[Saved entries]
⁂

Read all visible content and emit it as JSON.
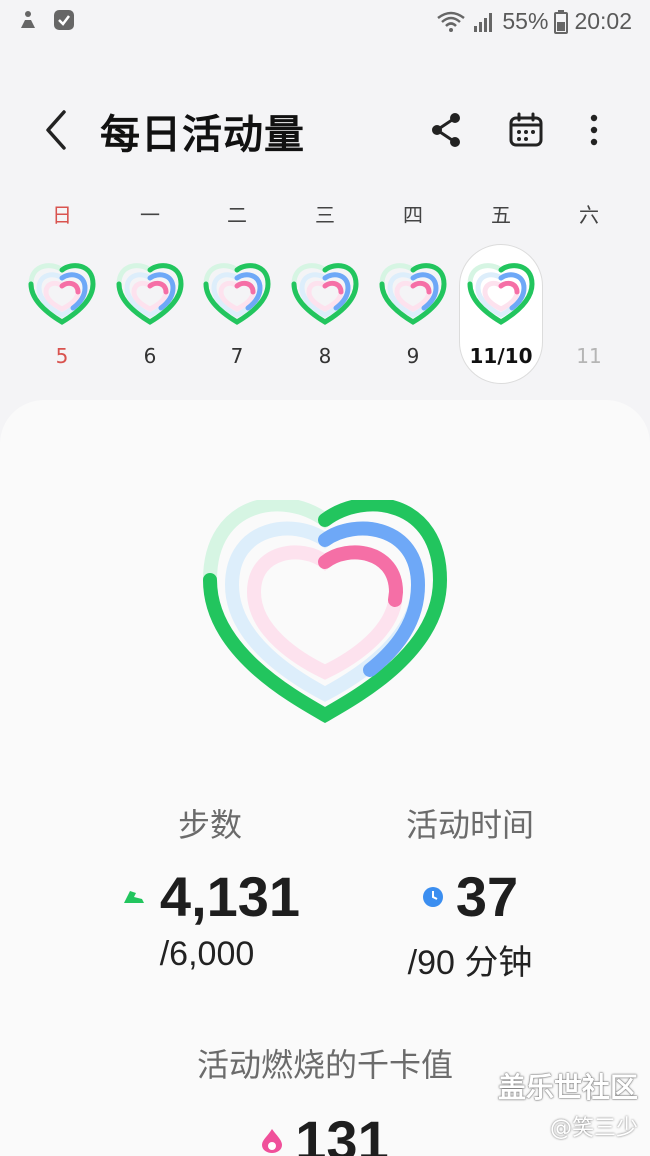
{
  "status": {
    "battery": "55%",
    "time": "20:02"
  },
  "header": {
    "title": "每日活动量"
  },
  "week": {
    "days": [
      {
        "dow": "日",
        "date": "5",
        "sunday": true
      },
      {
        "dow": "一",
        "date": "6"
      },
      {
        "dow": "二",
        "date": "7"
      },
      {
        "dow": "三",
        "date": "8"
      },
      {
        "dow": "四",
        "date": "9"
      },
      {
        "dow": "五",
        "date": "11/10",
        "selected": true
      },
      {
        "dow": "六",
        "date": "11",
        "future": true
      }
    ]
  },
  "colors": {
    "steps_ring": "#22c55e",
    "active_ring": "#6ea8f7",
    "calorie_ring": "#f56fa6",
    "sunday": "#d9534f"
  },
  "summary": {
    "steps": {
      "label": "步数",
      "value": "4,131",
      "goal": "/6,000",
      "icon": "shoe-icon"
    },
    "active": {
      "label": "活动时间",
      "value": "37",
      "goal": "/90 分钟",
      "icon": "clock-icon"
    },
    "calories": {
      "label": "活动燃烧的千卡值",
      "value": "131",
      "icon": "flame-icon"
    }
  },
  "progress": {
    "steps": 0.69,
    "active": 0.41,
    "calories": 0.45
  },
  "watermark": {
    "site": "盖乐世社区",
    "author": "@笑三少"
  }
}
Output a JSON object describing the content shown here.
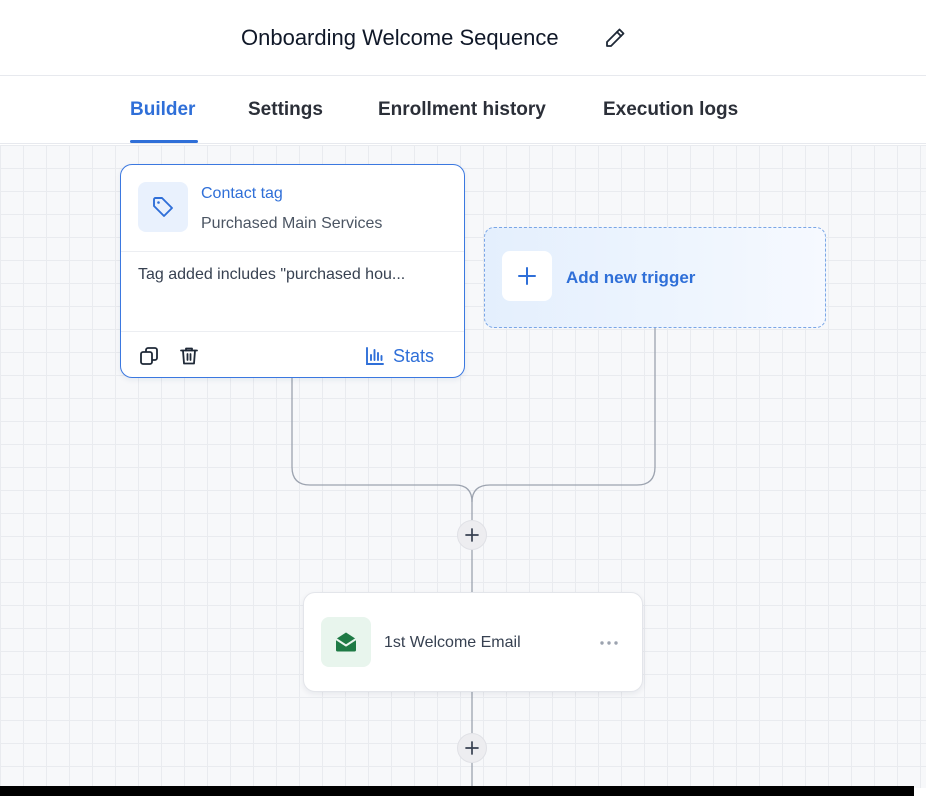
{
  "header": {
    "title": "Onboarding Welcome Sequence",
    "edit_icon": "pencil-icon"
  },
  "tabs": [
    {
      "label": "Builder",
      "active": true
    },
    {
      "label": "Settings",
      "active": false
    },
    {
      "label": "Enrollment history",
      "active": false
    },
    {
      "label": "Execution logs",
      "active": false
    }
  ],
  "trigger_card": {
    "icon": "tag-icon",
    "name": "Contact tag",
    "subtitle": "Purchased Main Services",
    "description": "Tag added includes \"purchased hou...",
    "actions": {
      "copy_icon": "copy-icon",
      "delete_icon": "trash-icon",
      "stats_icon": "bar-chart-icon",
      "stats_label": "Stats"
    }
  },
  "add_trigger": {
    "icon": "plus-icon",
    "label": "Add new trigger"
  },
  "email_step": {
    "icon": "envelope-icon",
    "name": "1st Welcome Email",
    "menu_icon": "ellipsis-icon"
  },
  "colors": {
    "accent": "#2f6fd8",
    "email_icon": "#1e7a45",
    "connector": "#9ca3af",
    "canvas_bg": "#f7f8fa"
  }
}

⁂

■ Work to do ■
Quote the records above exactly, leaving out any pictures.

■ Solution for this task ■
Read all visible content and emit it as JSON.
{
  "status": {
    "battery": "55%",
    "time": "20:02"
  },
  "header": {
    "title": "每日活动量"
  },
  "week": {
    "days": [
      {
        "dow": "日",
        "date": "5",
        "sunday": true
      },
      {
        "dow": "一",
        "date": "6"
      },
      {
        "dow": "二",
        "date": "7"
      },
      {
        "dow": "三",
        "date": "8"
      },
      {
        "dow": "四",
        "date": "9"
      },
      {
        "dow": "五",
        "date": "11/10",
        "selected": true
      },
      {
        "dow": "六",
        "date": "11",
        "future": true
      }
    ]
  },
  "colors": {
    "steps_ring": "#22c55e",
    "active_ring": "#6ea8f7",
    "calorie_ring": "#f56fa6",
    "sunday": "#d9534f"
  },
  "summary": {
    "steps": {
      "label": "步数",
      "value": "4,131",
      "goal": "/6,000",
      "icon": "shoe-icon"
    },
    "active": {
      "label": "活动时间",
      "value": "37",
      "goal": "/90 分钟",
      "icon": "clock-icon"
    },
    "calories": {
      "label": "活动燃烧的千卡值",
      "value": "131",
      "icon": "flame-icon"
    }
  },
  "progress": {
    "steps": 0.69,
    "active": 0.41,
    "calories": 0.45
  },
  "watermark": {
    "site": "盖乐世社区",
    "author": "@笑三少"
  }
}
Output a JSON object describing the content shown here.
{
  "header": {
    "title": "Onboarding Welcome Sequence",
    "edit_icon": "pencil-icon"
  },
  "tabs": [
    {
      "label": "Builder",
      "active": true
    },
    {
      "label": "Settings",
      "active": false
    },
    {
      "label": "Enrollment history",
      "active": false
    },
    {
      "label": "Execution logs",
      "active": false
    }
  ],
  "trigger_card": {
    "icon": "tag-icon",
    "name": "Contact tag",
    "subtitle": "Purchased Main Services",
    "description": "Tag added includes \"purchased hou...",
    "actions": {
      "copy_icon": "copy-icon",
      "delete_icon": "trash-icon",
      "stats_icon": "bar-chart-icon",
      "stats_label": "Stats"
    }
  },
  "add_trigger": {
    "icon": "plus-icon",
    "label": "Add new trigger"
  },
  "email_step": {
    "icon": "envelope-icon",
    "name": "1st Welcome Email",
    "menu_icon": "ellipsis-icon"
  },
  "colors": {
    "accent": "#2f6fd8",
    "email_icon": "#1e7a45",
    "connector": "#9ca3af",
    "canvas_bg": "#f7f8fa"
  }
}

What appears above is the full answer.